Exercise instructions: Please turn the records below into a JSON list of strings, one string per line, from the line with "legend-label: Not more" up to and including the line with "data-labels: 68% 29%", leaving out any blank lines.

◇ ◇ ◇ ◇

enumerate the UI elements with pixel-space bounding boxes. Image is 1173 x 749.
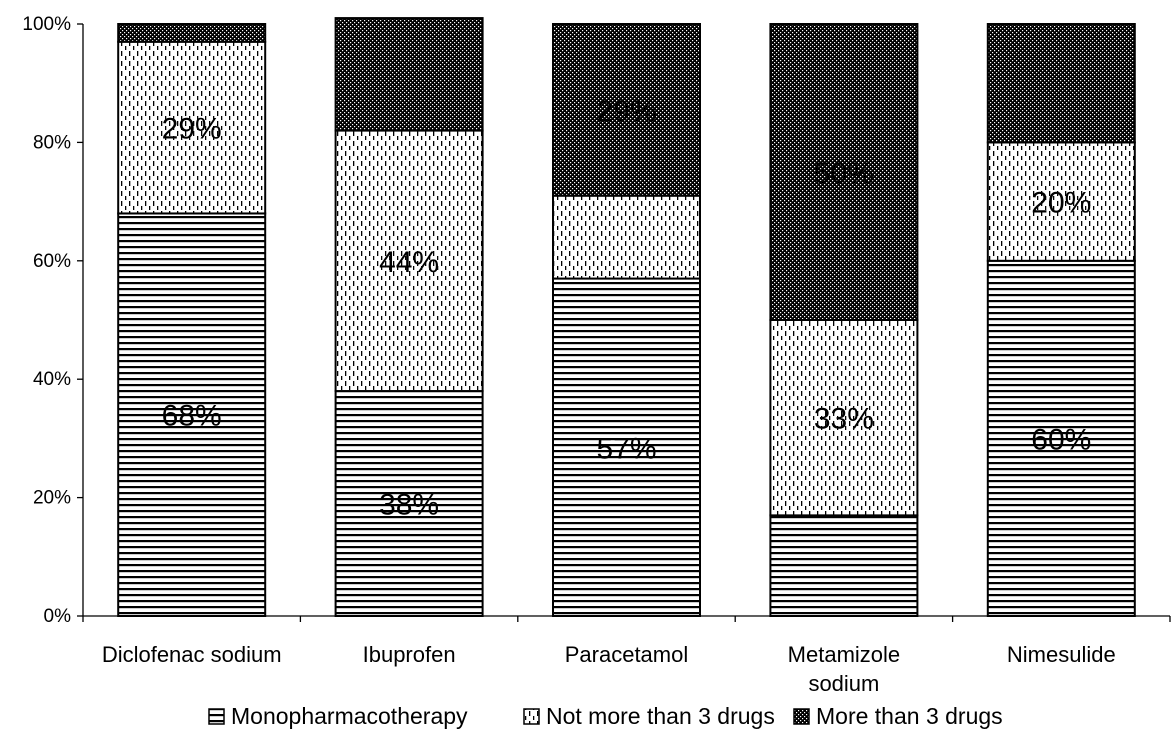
legend-label: Not more than 3 drugs — [546, 703, 775, 729]
legend-swatch — [208, 708, 225, 725]
legend-item: More than 3 drugs — [793, 703, 1003, 729]
legend-label: More than 3 drugs — [816, 703, 1003, 729]
bar-value-label: 50% — [814, 157, 874, 190]
x-category-label: Nimesulide — [1007, 642, 1116, 667]
x-category-label: Metamizole sodium — [788, 642, 900, 696]
y-tick-label: 20% — [33, 488, 71, 509]
x-category-label: Paracetamol — [565, 642, 689, 667]
bar-value-label: 44% — [379, 246, 439, 279]
data-labels: 68% 29% 38% 44% 57% 29% 33% 50% 60% 20% — [162, 95, 1092, 522]
legend-item: Monopharmacotherapy — [208, 703, 468, 729]
axes: 0% 20% 40% 60% 80% 100% Diclofenac sodium Ibupr… — [22, 14, 1171, 696]
bar-value-label: 57% — [596, 432, 656, 465]
bar-segment — [552, 194, 701, 280]
bar-segment — [117, 40, 267, 215]
bar-value-label: 33% — [814, 403, 874, 436]
bar-value-label: 38% — [379, 489, 439, 522]
bar-segment — [334, 390, 484, 618]
y-tick-label: 0% — [44, 606, 72, 627]
bar-segment — [769, 319, 919, 517]
legend-label: Monopharmacotherapy — [231, 703, 468, 729]
y-tick-label: 60% — [33, 251, 71, 272]
bar-value-label: 60% — [1031, 423, 1091, 456]
bar-value-label: 20% — [1031, 187, 1091, 220]
bar-segment — [986, 23, 1136, 144]
bar-segment — [117, 23, 267, 43]
x-category-label: Diclofenac sodium — [102, 642, 282, 667]
bar-segment — [334, 129, 484, 393]
bar-segment — [986, 141, 1136, 262]
bar-segment — [769, 23, 919, 321]
legend-swatch — [523, 708, 540, 725]
bar-segment — [334, 17, 484, 132]
bar-segment — [552, 23, 701, 197]
bar-segment — [769, 514, 919, 617]
y-tick-label: 40% — [33, 369, 71, 390]
x-category-label: Ibuprofen — [363, 642, 456, 667]
bar-segment — [986, 259, 1136, 617]
bar-segment — [552, 277, 701, 617]
bar-value-label: 29% — [162, 113, 222, 146]
legend-item: Not more than 3 drugs — [523, 703, 775, 729]
y-tick-label: 100% — [22, 14, 71, 35]
bar-value-label: 68% — [162, 400, 222, 433]
y-tick-label: 80% — [33, 132, 71, 153]
bars — [117, 17, 1136, 618]
legend-swatch — [793, 708, 810, 725]
legend: Monopharmacotherapy Not more than 3 drugs… — [208, 703, 1003, 729]
bar-segment — [117, 212, 267, 617]
bar-value-label: 29% — [596, 95, 656, 128]
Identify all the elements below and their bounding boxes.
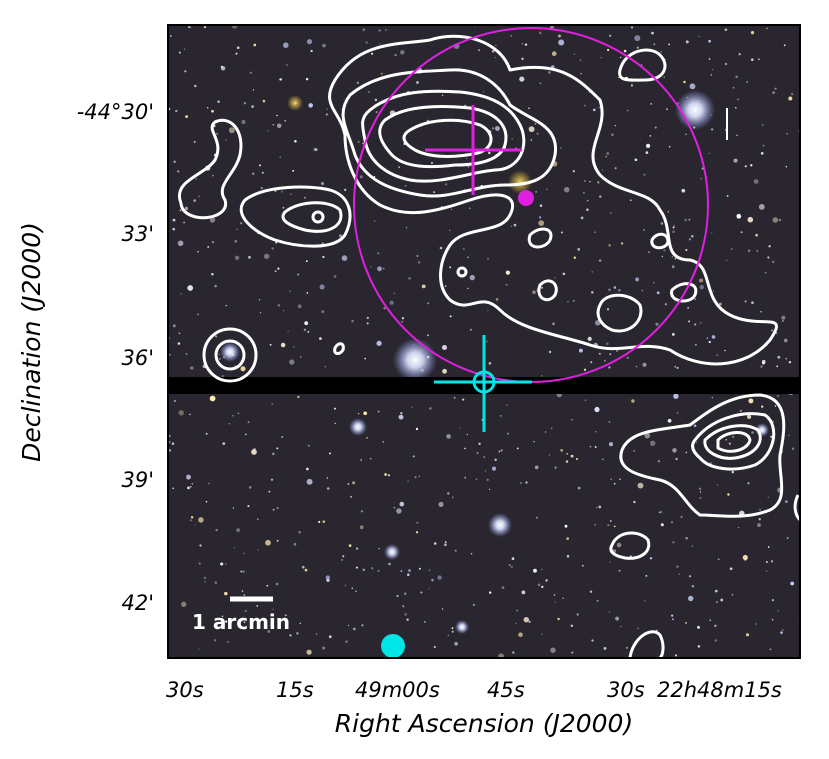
y-tick-label: 36' [122,346,155,370]
x-tick-label: 49m00s [355,678,440,702]
x-tick-label: 45s [487,678,525,702]
y-tick-label: 33' [122,222,155,246]
cyan-beam-marker [381,634,405,658]
scale-bar-label: 1 arcmin [192,610,290,634]
panel-frame [167,24,801,659]
x-tick-label: 22h48m15s [657,678,782,702]
y-axis-label: Declination (J2000) [17,222,46,462]
x-tick-label: 15s [276,678,314,702]
y-tick-label: -44°30' [77,100,154,124]
y-tick-labels: -44°30' 33' 36' 39' 42' [77,100,154,615]
y-tick-label: 39' [122,468,155,492]
x-tick-label: 30s [607,678,645,702]
x-tick-labels: 30s 15s 49m00s 45s 30s 22h48m15s [166,678,782,702]
sky-image: 1 arcmin [168,25,800,658]
x-tick-label: 30s [166,678,204,702]
y-tick-label: 42' [122,591,155,615]
x-axis-label: Right Ascension (J2000) [335,709,633,738]
cyan-markers [434,335,532,432]
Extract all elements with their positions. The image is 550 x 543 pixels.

◇ ◇ ◇ ◇

Response below:
[
  "legend-label: Not more than 3 drugs — [546, 703, 775, 729]",
  "legend-swatch — [208, 708, 225, 725]",
  "legend-item: More than 3 drugs — [793, 703, 1003, 729]",
  "legend-label: More than 3 drugs — [816, 703, 1003, 729]",
  "bar-value-label: 50% — [814, 157, 874, 190]",
  "x-category-label: Nimesulide — [1007, 642, 1116, 667]",
  "x-category-label: Metamizole sodium — [788, 642, 900, 696]",
  "y-tick-label: 20% — [33, 488, 71, 509]",
  "x-category-label: Paracetamol — [565, 642, 689, 667]",
  "bar-value-label: 44% — [379, 246, 439, 279]",
  "data-labels: 68% 29% 38% 44% 57% 29% 33% 50% 60% 20% — [162, 95, 1092, 522]"
]